**Listed entries:**

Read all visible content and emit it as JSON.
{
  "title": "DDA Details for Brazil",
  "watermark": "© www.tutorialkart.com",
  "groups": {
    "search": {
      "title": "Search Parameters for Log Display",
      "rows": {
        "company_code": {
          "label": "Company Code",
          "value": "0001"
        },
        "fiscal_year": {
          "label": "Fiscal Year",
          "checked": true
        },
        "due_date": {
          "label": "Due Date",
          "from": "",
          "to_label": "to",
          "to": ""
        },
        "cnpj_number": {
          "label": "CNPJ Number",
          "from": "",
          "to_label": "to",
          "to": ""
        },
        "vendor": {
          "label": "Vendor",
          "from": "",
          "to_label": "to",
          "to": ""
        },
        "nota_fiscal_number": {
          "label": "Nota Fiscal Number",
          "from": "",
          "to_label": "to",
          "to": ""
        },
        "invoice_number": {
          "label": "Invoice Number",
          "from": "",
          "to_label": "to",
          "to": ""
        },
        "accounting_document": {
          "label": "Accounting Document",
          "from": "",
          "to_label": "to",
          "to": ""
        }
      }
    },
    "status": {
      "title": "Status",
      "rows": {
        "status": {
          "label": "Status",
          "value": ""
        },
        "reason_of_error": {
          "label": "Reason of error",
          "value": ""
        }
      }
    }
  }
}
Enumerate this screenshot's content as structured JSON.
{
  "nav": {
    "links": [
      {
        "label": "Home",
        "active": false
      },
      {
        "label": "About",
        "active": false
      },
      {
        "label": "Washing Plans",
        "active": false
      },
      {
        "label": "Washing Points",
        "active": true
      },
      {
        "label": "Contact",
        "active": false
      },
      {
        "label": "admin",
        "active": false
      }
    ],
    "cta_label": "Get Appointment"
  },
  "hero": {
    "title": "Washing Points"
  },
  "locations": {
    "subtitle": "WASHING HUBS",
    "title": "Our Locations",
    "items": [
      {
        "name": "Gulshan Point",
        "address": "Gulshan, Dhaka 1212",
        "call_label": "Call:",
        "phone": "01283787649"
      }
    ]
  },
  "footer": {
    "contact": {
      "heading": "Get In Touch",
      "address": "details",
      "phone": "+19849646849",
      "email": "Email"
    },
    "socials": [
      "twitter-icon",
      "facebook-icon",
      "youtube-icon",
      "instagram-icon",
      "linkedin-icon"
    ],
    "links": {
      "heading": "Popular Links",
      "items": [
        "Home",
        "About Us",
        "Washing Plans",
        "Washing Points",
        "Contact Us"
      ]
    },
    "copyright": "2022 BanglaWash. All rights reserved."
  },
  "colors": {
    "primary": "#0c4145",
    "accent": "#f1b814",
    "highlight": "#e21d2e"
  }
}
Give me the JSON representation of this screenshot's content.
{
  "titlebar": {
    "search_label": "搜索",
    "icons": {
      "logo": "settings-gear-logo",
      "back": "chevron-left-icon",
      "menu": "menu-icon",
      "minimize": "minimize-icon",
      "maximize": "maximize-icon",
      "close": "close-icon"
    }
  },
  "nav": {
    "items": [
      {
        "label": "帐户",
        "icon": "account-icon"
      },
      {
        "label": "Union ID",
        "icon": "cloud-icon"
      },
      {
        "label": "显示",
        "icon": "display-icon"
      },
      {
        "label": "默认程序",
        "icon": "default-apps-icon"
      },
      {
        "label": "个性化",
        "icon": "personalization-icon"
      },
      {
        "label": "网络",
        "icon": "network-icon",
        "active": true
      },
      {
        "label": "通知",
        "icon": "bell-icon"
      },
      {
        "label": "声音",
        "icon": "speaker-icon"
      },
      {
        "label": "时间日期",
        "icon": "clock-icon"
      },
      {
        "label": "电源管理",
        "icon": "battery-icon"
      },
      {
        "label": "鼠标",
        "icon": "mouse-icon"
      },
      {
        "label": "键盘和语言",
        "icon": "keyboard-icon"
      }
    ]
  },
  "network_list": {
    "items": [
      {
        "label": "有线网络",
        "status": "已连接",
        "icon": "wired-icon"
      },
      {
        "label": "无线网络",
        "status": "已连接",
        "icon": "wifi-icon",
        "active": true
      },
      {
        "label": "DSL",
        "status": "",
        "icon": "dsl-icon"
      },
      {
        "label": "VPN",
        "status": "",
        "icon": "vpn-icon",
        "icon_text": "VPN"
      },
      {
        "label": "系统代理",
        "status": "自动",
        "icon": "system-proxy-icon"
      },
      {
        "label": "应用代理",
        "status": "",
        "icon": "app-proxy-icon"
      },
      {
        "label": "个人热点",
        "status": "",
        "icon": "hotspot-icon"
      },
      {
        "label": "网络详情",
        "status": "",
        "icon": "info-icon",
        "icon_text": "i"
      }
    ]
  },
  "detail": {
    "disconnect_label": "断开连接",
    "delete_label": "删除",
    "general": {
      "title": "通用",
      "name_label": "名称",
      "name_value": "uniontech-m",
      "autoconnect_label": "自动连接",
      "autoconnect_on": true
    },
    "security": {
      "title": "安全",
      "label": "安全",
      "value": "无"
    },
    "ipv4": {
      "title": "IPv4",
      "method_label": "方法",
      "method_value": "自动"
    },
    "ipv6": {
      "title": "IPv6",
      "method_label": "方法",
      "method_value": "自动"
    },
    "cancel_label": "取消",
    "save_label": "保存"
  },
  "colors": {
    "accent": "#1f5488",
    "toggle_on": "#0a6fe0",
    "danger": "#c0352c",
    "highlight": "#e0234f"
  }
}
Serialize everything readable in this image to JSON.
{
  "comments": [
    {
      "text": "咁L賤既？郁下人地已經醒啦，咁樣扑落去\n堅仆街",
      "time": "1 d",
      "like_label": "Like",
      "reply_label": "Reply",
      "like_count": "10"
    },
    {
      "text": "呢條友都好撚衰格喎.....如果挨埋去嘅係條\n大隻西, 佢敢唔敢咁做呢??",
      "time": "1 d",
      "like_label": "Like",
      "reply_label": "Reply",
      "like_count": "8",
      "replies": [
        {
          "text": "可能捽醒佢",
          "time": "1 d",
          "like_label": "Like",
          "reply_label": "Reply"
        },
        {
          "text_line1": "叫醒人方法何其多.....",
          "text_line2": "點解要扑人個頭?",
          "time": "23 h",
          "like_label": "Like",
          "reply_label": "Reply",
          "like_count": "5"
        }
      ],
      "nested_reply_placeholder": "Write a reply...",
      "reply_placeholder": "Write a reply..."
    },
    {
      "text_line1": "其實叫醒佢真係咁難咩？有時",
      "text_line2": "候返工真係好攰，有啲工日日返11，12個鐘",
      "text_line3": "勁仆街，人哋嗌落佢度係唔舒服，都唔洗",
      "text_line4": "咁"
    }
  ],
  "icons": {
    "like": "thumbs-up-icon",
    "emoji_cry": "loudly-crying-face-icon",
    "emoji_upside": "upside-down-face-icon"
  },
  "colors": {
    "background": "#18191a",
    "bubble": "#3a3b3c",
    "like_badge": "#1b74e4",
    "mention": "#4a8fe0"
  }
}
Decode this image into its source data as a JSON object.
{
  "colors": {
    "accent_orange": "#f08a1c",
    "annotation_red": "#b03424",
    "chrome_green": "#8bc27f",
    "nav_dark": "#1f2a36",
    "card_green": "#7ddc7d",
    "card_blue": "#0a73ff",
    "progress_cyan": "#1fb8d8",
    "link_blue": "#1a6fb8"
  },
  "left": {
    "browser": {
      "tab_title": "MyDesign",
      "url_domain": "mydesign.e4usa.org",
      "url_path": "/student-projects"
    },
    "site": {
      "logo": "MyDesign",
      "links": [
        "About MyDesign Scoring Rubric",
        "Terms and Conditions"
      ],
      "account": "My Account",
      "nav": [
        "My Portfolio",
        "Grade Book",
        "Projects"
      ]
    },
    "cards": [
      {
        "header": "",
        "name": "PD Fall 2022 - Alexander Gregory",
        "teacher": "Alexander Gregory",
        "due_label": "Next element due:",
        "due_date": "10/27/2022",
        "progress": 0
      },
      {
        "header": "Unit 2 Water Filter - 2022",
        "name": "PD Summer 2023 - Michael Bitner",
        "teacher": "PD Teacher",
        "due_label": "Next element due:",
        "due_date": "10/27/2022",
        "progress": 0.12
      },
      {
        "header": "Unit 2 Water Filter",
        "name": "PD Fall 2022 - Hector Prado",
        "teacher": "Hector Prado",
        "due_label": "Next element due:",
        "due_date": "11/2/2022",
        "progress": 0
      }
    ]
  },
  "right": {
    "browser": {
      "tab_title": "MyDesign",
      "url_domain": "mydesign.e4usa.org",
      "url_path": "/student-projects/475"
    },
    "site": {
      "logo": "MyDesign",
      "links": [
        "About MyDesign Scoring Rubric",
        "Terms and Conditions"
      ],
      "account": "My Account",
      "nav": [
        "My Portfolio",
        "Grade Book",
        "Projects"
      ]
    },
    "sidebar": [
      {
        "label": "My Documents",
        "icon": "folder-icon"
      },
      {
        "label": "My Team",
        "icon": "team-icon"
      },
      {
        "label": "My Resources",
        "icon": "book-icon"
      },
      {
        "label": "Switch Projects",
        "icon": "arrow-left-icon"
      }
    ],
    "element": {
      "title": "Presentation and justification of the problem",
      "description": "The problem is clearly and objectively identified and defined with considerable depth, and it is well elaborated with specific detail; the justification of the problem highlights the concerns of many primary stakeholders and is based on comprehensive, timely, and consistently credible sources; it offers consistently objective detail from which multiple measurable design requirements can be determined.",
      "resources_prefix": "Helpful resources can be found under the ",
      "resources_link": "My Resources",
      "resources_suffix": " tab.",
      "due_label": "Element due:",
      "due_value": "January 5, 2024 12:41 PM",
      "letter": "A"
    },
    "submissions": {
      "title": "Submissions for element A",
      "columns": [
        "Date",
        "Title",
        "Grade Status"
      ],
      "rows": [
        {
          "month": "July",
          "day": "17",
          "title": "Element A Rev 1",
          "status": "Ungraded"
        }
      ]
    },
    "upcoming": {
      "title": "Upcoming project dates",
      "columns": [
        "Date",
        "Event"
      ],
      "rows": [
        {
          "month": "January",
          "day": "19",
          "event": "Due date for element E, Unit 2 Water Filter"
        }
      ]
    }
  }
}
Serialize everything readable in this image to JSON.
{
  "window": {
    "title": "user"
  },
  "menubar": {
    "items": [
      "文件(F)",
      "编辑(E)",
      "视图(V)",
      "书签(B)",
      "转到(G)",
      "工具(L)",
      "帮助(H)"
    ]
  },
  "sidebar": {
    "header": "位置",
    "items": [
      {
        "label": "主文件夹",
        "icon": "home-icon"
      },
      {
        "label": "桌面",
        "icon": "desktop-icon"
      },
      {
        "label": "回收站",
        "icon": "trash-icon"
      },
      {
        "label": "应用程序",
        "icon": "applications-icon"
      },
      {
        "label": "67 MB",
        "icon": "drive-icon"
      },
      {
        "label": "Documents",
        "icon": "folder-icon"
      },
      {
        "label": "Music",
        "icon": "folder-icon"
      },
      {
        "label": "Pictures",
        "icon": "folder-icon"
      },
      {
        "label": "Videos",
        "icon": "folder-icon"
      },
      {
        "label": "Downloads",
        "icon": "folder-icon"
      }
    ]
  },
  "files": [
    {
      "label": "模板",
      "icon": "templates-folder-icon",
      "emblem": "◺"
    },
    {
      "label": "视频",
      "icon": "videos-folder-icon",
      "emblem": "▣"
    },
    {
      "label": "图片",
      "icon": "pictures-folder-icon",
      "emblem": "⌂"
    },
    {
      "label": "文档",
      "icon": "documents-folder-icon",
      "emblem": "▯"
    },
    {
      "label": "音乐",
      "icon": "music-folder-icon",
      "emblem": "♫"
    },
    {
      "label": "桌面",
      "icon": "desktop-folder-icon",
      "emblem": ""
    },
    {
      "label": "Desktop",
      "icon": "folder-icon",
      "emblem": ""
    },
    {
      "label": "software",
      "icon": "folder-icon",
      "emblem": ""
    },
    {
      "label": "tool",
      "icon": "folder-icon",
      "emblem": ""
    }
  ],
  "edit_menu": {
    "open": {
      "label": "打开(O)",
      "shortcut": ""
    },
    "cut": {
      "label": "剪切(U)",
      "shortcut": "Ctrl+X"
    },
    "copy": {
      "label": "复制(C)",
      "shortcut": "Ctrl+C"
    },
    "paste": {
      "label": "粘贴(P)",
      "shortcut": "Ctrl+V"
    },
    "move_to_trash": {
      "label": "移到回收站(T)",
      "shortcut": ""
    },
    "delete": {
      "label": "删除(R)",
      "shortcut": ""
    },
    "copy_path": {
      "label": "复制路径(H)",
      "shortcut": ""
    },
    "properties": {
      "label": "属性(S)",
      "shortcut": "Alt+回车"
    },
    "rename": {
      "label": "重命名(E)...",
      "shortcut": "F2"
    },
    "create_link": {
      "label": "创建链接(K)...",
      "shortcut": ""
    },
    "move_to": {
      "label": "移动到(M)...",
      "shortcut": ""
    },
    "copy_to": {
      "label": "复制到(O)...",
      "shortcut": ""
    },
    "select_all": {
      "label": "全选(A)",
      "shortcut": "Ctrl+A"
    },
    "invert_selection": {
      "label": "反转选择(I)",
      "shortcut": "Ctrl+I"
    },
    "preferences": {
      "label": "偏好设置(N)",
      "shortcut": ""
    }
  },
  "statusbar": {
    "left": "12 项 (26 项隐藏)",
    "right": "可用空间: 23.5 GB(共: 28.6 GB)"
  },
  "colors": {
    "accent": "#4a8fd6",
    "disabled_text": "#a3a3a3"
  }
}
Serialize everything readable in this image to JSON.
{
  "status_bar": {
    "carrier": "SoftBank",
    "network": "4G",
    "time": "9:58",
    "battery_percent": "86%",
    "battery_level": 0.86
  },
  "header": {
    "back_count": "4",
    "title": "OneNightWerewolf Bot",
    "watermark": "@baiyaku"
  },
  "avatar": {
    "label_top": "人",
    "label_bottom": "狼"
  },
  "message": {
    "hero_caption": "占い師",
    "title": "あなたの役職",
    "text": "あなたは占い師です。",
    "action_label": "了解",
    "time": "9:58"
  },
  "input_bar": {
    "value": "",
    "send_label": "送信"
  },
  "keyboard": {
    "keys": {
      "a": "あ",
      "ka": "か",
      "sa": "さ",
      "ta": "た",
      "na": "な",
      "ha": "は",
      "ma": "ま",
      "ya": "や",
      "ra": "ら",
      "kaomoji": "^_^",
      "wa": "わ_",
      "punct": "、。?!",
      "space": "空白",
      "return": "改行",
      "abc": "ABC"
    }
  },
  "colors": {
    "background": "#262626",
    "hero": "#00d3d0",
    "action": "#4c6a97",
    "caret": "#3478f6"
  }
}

**Description of the task:** Go over the records above and tally each line that includes "About". Give the total by itself.

**Final result:** 4